» **Written instruction**: Pick out the lines below that contain the string "RETAIL" and copy them all.

(Extracts from a graphics dataset)
▬▬▬▬▬▬▬▬▬▬

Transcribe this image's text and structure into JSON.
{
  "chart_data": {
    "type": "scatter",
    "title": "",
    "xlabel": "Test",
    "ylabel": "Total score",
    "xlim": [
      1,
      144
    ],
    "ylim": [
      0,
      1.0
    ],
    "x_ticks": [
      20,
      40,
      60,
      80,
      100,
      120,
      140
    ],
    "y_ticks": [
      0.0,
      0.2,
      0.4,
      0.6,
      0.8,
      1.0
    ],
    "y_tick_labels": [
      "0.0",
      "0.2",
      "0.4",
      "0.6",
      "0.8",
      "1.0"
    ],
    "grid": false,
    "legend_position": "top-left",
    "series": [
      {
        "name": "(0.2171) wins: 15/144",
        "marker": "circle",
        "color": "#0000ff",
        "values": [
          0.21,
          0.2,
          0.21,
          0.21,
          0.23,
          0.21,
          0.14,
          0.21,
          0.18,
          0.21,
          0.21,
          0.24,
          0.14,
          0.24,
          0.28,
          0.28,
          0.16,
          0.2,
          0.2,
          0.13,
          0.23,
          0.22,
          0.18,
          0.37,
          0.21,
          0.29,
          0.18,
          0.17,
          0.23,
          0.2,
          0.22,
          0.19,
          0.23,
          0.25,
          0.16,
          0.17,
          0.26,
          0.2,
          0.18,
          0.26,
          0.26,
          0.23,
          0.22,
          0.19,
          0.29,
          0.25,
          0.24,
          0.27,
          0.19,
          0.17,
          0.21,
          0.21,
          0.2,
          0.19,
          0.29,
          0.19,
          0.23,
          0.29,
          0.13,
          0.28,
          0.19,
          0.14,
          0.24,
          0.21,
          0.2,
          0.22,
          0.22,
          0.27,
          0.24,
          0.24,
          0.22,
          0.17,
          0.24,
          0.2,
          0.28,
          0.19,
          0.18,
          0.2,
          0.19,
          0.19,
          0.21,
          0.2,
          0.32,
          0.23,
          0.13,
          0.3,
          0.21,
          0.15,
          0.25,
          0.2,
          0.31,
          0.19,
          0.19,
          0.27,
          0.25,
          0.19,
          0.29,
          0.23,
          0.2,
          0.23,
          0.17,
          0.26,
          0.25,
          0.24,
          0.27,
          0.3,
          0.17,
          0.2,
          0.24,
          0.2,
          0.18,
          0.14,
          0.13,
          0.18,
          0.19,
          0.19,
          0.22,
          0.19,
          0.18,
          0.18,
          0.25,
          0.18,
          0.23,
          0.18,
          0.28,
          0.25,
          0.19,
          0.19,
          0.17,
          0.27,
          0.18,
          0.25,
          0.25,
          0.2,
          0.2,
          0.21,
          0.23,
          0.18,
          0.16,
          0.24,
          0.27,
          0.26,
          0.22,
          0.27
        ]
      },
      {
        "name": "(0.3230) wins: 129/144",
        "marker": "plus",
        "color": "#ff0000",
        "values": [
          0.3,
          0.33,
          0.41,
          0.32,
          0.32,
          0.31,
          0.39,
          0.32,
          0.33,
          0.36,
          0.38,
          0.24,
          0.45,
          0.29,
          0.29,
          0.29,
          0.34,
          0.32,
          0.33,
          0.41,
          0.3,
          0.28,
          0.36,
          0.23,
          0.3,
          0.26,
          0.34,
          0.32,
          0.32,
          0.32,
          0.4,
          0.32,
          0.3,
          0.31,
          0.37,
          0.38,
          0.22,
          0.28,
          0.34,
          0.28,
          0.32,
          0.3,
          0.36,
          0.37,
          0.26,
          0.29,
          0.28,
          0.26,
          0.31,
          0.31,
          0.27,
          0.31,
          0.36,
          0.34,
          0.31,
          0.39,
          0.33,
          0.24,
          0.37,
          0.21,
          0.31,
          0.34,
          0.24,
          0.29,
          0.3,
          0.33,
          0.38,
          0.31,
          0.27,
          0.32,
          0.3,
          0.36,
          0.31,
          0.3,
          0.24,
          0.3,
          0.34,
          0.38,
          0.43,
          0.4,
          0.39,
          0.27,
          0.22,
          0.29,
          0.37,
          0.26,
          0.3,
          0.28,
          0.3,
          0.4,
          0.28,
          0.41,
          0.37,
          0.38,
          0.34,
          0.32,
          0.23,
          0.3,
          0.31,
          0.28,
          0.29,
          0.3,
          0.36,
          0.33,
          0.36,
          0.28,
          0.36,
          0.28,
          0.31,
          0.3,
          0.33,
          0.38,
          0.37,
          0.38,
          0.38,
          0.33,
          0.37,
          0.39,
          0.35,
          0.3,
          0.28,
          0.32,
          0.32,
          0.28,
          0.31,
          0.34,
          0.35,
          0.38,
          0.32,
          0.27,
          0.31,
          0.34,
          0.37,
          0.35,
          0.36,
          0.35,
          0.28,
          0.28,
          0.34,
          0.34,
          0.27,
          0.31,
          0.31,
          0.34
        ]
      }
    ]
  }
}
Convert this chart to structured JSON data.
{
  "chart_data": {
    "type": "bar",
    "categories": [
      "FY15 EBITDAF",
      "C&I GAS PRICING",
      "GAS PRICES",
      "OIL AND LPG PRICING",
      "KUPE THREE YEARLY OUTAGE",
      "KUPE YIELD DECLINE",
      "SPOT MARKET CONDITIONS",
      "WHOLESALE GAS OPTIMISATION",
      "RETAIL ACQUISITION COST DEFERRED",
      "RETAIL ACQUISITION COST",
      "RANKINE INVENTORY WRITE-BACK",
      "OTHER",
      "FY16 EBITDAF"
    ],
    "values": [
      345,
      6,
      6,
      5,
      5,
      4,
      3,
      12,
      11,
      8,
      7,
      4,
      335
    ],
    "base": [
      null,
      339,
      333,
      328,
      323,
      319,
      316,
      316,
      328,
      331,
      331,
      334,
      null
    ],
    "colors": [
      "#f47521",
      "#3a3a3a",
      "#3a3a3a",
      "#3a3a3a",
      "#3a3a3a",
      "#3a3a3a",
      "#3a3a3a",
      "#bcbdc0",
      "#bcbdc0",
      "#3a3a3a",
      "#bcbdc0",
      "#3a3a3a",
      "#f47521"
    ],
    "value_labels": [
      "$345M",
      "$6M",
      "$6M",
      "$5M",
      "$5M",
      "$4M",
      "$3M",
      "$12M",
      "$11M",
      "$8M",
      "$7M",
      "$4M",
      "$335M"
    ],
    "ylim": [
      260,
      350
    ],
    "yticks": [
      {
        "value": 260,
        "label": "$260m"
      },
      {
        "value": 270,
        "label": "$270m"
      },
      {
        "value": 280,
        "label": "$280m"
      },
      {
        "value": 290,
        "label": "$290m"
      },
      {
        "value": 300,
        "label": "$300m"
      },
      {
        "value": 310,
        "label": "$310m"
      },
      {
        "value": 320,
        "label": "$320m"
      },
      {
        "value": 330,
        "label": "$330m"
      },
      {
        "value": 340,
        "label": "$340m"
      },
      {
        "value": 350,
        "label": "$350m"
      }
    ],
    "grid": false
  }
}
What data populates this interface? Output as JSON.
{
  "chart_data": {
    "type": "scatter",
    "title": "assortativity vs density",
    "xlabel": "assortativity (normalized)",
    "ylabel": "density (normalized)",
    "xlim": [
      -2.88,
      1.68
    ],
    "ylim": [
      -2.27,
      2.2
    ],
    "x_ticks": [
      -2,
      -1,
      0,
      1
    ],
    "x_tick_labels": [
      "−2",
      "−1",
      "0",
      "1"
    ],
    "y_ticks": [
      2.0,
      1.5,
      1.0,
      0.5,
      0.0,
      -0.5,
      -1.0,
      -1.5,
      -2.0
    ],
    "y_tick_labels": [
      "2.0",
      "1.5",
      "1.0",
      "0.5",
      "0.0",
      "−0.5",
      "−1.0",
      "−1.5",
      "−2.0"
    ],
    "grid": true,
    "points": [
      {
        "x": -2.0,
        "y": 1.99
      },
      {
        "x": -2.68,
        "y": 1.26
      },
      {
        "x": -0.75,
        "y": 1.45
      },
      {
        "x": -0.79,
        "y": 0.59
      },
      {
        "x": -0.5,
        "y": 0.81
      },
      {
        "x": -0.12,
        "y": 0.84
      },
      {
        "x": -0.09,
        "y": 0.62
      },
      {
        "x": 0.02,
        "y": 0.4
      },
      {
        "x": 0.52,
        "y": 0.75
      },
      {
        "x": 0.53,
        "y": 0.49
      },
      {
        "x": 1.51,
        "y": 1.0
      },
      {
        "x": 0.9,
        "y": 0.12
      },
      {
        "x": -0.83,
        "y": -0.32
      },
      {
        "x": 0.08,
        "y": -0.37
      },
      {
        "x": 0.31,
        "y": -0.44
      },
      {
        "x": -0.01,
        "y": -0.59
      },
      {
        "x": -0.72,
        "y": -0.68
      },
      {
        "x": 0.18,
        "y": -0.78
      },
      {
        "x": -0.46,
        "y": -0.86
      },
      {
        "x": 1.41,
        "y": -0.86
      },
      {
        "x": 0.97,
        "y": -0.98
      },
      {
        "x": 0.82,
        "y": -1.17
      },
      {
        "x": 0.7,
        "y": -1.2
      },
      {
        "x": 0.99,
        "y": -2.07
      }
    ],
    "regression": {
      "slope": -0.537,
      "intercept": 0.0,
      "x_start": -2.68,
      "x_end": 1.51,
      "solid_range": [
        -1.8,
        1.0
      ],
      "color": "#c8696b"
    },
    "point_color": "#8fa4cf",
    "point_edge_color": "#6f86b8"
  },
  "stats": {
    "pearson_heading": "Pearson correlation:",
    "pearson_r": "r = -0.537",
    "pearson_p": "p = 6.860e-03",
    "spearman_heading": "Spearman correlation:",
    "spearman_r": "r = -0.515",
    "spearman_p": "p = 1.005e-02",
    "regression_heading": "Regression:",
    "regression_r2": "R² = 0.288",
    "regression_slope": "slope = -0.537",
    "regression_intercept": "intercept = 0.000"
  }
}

▬▬▬▬▬▬▬▬▬▬

» **Result**:
      "RETAIL ACQUISITION COST DEFERRED",
      "RETAIL ACQUISITION COST",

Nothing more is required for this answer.